## The problem:
Please say how many lines in the records contain the word "change", giving only the number.
::: Data shown
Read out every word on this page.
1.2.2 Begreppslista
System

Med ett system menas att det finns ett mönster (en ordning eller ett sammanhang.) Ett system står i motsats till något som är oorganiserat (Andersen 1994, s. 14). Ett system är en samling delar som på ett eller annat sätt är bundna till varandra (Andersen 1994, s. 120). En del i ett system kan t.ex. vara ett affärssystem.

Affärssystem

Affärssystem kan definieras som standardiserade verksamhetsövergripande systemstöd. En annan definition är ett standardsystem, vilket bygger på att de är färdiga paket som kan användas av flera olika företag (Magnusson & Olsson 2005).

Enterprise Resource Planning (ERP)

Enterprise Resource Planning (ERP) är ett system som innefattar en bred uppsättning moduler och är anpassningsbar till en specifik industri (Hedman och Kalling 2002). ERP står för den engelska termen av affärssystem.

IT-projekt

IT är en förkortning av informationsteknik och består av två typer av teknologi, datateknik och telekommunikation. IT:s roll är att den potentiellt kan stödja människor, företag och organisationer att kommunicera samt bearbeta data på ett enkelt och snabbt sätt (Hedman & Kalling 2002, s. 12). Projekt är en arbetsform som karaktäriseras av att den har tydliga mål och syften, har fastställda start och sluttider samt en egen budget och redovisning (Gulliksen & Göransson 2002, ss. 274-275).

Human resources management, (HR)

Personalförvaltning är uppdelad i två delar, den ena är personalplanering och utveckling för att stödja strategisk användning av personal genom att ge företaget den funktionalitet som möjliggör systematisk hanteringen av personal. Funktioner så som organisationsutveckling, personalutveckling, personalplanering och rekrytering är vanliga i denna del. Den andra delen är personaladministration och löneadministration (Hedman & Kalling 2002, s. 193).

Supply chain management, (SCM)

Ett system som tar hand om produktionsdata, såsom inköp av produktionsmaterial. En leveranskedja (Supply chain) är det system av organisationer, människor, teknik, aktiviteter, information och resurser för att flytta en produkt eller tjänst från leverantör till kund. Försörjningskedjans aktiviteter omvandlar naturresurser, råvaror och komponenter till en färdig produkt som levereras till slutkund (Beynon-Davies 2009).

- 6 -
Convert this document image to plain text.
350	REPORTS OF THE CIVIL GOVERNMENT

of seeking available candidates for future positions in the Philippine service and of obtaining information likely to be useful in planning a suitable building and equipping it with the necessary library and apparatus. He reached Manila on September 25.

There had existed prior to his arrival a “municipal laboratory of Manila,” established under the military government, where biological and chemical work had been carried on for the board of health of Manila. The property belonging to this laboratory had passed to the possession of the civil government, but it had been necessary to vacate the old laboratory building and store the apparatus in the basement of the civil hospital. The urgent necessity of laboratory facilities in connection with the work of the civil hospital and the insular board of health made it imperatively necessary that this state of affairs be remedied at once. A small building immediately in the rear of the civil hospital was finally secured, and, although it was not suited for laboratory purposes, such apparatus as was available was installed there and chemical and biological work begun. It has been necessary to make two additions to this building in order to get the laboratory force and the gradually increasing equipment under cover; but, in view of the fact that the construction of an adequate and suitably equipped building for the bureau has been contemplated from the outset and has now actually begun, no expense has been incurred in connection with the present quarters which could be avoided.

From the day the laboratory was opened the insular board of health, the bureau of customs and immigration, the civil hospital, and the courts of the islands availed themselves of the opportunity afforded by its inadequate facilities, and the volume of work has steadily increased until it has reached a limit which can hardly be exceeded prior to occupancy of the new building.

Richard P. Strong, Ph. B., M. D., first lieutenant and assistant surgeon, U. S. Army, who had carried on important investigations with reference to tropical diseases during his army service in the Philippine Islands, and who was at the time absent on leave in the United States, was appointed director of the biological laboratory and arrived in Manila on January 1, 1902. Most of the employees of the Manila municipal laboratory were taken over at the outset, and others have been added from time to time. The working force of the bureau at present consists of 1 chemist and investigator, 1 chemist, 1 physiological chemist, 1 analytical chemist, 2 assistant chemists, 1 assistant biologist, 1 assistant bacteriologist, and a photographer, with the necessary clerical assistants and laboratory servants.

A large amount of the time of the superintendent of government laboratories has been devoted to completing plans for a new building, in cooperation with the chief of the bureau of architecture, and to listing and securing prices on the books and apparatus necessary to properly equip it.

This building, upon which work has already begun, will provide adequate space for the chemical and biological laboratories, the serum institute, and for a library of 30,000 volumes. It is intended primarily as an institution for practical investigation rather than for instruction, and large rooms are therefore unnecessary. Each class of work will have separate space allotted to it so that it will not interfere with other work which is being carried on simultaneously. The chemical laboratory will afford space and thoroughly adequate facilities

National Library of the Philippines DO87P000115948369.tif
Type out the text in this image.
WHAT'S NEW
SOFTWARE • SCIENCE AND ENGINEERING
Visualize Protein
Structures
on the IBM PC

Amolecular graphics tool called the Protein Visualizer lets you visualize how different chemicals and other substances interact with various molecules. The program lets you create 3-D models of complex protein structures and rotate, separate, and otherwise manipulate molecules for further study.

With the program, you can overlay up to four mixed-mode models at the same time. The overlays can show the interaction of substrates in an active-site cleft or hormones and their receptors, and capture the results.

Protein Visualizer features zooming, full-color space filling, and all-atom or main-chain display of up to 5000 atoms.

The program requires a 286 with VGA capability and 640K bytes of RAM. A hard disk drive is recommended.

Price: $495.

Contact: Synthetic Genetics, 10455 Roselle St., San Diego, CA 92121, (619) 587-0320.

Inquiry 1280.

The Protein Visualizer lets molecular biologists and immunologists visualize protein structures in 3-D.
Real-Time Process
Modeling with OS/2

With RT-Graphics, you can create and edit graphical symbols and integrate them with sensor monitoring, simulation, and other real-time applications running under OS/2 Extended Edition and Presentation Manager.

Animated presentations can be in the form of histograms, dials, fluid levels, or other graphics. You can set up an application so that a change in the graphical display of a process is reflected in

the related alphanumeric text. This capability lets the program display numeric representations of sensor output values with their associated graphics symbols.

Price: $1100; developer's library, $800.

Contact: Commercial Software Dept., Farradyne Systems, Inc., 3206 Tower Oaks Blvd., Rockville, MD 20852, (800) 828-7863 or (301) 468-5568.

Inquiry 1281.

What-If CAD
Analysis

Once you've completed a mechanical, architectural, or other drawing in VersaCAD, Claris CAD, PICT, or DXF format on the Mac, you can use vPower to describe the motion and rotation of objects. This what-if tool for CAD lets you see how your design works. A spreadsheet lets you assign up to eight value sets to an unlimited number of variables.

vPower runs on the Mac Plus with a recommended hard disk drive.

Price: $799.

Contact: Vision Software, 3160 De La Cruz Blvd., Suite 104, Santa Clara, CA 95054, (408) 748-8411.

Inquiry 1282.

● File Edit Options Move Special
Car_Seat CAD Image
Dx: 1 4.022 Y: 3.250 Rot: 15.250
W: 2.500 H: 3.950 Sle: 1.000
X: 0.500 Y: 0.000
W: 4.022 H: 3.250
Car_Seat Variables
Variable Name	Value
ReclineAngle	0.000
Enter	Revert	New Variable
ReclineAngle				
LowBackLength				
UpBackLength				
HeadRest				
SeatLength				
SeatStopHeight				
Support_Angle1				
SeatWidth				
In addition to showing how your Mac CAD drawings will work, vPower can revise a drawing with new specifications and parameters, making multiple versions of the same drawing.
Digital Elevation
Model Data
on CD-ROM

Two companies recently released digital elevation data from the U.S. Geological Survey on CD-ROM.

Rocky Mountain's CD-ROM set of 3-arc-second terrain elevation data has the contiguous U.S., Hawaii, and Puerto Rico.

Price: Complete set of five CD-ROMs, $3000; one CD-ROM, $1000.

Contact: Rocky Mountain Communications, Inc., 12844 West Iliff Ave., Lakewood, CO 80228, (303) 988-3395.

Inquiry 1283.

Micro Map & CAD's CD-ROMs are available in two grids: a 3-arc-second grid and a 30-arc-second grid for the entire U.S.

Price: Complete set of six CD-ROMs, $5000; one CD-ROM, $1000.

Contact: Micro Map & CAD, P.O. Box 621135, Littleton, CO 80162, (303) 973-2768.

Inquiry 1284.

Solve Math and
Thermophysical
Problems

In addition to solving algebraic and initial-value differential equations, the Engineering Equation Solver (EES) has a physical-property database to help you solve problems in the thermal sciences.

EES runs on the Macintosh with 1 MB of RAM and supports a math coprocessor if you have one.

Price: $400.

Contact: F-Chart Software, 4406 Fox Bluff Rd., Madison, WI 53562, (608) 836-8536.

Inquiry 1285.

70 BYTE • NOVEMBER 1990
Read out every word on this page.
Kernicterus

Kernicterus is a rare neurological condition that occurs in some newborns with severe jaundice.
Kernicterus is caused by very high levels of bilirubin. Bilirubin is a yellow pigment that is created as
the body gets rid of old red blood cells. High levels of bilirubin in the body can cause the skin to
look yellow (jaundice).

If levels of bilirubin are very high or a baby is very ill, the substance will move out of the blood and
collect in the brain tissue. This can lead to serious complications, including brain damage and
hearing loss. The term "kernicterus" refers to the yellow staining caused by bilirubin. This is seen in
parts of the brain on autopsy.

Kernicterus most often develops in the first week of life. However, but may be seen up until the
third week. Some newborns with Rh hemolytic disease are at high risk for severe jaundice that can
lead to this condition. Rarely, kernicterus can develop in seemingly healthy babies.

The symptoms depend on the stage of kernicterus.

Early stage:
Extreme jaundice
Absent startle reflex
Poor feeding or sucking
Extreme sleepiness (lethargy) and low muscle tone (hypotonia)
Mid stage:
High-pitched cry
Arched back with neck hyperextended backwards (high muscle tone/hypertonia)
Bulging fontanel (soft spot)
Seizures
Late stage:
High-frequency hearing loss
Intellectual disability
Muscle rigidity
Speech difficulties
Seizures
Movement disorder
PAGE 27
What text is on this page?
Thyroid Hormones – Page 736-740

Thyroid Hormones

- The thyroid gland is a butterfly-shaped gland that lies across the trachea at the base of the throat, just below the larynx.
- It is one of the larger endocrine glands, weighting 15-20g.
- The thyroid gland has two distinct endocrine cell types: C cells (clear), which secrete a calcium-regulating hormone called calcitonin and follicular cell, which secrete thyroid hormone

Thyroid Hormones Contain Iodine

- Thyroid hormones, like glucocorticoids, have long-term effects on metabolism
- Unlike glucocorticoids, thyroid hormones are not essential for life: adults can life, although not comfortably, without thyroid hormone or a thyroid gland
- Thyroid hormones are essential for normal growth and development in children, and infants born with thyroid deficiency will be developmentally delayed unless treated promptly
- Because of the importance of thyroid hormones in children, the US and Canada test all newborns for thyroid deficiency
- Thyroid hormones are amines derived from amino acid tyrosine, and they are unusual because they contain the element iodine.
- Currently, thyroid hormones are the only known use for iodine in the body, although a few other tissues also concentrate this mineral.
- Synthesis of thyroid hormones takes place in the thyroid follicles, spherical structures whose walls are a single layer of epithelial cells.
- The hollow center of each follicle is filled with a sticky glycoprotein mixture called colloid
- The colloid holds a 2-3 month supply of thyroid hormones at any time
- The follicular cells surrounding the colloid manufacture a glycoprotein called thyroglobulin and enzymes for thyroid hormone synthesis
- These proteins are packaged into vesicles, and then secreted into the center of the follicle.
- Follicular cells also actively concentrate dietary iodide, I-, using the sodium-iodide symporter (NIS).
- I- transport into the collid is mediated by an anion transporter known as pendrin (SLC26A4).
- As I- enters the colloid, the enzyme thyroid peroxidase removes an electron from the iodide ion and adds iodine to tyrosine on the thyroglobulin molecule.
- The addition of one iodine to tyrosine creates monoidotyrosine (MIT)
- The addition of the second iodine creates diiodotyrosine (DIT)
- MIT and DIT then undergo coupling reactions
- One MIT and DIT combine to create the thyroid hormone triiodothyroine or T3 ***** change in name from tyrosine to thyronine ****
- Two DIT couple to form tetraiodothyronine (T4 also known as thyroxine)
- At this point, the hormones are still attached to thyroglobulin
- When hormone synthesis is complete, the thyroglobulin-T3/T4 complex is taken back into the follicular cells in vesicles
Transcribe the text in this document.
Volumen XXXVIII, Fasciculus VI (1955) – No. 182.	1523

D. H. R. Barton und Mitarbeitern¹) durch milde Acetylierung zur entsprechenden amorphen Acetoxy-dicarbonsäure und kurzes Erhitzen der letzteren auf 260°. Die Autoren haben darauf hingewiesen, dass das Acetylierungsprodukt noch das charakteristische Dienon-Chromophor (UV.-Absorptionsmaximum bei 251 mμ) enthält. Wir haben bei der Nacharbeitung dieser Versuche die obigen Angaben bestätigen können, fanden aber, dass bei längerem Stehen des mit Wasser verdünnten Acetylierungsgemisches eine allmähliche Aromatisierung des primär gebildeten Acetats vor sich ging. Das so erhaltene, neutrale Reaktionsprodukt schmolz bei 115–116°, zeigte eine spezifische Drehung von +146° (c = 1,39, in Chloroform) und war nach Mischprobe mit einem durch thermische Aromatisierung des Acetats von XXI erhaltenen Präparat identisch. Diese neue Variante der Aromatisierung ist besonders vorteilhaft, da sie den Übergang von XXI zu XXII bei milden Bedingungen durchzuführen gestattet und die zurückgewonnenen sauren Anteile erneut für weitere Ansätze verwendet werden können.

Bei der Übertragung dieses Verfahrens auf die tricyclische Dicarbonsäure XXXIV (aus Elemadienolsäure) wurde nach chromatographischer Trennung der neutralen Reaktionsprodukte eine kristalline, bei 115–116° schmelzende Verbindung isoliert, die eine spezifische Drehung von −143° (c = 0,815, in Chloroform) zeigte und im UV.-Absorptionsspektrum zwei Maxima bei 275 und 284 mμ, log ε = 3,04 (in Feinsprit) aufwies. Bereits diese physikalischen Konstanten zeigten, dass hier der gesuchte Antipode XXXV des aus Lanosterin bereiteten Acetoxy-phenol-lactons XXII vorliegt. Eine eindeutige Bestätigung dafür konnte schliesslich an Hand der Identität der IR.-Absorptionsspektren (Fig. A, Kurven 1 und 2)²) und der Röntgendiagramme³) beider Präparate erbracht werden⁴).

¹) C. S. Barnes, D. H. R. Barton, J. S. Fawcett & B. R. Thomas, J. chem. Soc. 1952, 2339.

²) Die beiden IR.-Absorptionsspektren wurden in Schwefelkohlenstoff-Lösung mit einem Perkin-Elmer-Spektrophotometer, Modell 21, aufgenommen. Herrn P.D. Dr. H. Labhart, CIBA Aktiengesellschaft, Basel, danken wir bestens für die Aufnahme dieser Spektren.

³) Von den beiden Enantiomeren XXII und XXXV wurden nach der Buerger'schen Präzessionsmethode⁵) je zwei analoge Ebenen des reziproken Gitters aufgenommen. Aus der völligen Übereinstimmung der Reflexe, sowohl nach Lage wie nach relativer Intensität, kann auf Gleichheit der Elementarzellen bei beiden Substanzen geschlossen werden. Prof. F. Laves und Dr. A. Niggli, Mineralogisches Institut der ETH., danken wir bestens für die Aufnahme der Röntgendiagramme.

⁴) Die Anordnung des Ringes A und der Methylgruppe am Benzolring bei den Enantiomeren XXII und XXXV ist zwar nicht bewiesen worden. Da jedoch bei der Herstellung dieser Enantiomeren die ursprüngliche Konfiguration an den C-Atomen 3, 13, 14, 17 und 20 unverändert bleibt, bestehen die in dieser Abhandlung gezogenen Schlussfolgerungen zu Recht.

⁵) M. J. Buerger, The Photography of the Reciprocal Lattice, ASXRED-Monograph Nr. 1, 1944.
::::::
## Task result:
2